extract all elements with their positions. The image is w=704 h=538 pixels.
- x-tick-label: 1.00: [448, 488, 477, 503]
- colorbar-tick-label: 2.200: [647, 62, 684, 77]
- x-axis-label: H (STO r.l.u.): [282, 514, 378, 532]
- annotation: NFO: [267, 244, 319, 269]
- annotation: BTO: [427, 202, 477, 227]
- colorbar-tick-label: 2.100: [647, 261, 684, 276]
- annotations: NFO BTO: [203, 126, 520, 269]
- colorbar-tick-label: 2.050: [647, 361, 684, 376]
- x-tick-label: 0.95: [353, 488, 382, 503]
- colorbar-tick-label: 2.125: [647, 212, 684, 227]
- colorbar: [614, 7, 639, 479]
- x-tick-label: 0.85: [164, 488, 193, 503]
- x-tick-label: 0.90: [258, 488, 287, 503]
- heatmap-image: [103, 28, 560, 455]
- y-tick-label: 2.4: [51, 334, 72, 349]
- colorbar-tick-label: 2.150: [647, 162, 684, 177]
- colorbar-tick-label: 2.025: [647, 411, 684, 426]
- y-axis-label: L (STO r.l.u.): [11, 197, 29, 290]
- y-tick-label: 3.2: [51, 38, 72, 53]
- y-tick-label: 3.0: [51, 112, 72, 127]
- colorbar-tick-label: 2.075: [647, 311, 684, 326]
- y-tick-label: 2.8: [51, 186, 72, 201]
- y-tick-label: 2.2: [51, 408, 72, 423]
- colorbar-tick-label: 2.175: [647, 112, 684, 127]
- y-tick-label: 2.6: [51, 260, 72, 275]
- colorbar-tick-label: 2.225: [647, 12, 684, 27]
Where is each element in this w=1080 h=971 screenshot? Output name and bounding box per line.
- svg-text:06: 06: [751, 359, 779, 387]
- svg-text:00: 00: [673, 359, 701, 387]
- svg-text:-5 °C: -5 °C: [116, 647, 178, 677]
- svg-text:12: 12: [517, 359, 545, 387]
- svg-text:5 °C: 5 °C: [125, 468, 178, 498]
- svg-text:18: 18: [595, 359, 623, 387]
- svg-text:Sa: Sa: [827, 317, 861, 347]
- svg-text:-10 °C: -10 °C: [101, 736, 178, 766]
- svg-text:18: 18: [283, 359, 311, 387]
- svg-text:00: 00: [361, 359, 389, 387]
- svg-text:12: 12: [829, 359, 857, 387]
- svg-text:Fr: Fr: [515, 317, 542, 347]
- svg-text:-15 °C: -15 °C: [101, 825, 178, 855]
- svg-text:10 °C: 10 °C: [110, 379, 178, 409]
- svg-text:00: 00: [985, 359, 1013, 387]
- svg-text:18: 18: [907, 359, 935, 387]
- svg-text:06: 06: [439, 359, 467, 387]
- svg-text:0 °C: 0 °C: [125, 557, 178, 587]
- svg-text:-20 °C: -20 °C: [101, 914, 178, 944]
-------------------------
> Brief
Please revise the stretch from the start of the records through the line containing "- svg-text:18: 18: [907, 359, 935, 387]", changing every "colorbar-tick-label" to "cbar-tick-label" and keeping everything else the same. Return only those lines.

> Output of the exercise
extract all elements with their positions. The image is w=704 h=538 pixels.
- x-tick-label: 1.00: [448, 488, 477, 503]
- cbar-tick-label: 2.200: [647, 62, 684, 77]
- x-axis-label: H (STO r.l.u.): [282, 514, 378, 532]
- annotation: NFO: [267, 244, 319, 269]
- annotation: BTO: [427, 202, 477, 227]
- cbar-tick-label: 2.100: [647, 261, 684, 276]
- annotations: NFO BTO: [203, 126, 520, 269]
- cbar-tick-label: 2.050: [647, 361, 684, 376]
- x-tick-label: 0.95: [353, 488, 382, 503]
- cbar-tick-label: 2.125: [647, 212, 684, 227]
- colorbar: [614, 7, 639, 479]
- x-tick-label: 0.85: [164, 488, 193, 503]
- x-tick-label: 0.90: [258, 488, 287, 503]
- heatmap-image: [103, 28, 560, 455]
- y-tick-label: 2.4: [51, 334, 72, 349]
- cbar-tick-label: 2.150: [647, 162, 684, 177]
- cbar-tick-label: 2.025: [647, 411, 684, 426]
- y-axis-label: L (STO r.l.u.): [11, 197, 29, 290]
- y-tick-label: 3.2: [51, 38, 72, 53]
- y-tick-label: 3.0: [51, 112, 72, 127]
- cbar-tick-label: 2.075: [647, 311, 684, 326]
- y-tick-label: 2.8: [51, 186, 72, 201]
- y-tick-label: 2.2: [51, 408, 72, 423]
- cbar-tick-label: 2.175: [647, 112, 684, 127]
- y-tick-label: 2.6: [51, 260, 72, 275]
- cbar-tick-label: 2.225: [647, 12, 684, 27]
Where is each element in this w=1080 h=971 screenshot? Output name and bounding box per line.
- svg-text:06: 06: [751, 359, 779, 387]
- svg-text:00: 00: [673, 359, 701, 387]
- svg-text:-5 °C: -5 °C: [116, 647, 178, 677]
- svg-text:12: 12: [517, 359, 545, 387]
- svg-text:5 °C: 5 °C: [125, 468, 178, 498]
- svg-text:18: 18: [595, 359, 623, 387]
- svg-text:Sa: Sa: [827, 317, 861, 347]
- svg-text:-10 °C: -10 °C: [101, 736, 178, 766]
- svg-text:18: 18: [283, 359, 311, 387]
- svg-text:00: 00: [361, 359, 389, 387]
- svg-text:12: 12: [829, 359, 857, 387]
- svg-text:Fr: Fr: [515, 317, 542, 347]
- svg-text:-15 °C: -15 °C: [101, 825, 178, 855]
- svg-text:10 °C: 10 °C: [110, 379, 178, 409]
- svg-text:00: 00: [985, 359, 1013, 387]
- svg-text:18: 18: [907, 359, 935, 387]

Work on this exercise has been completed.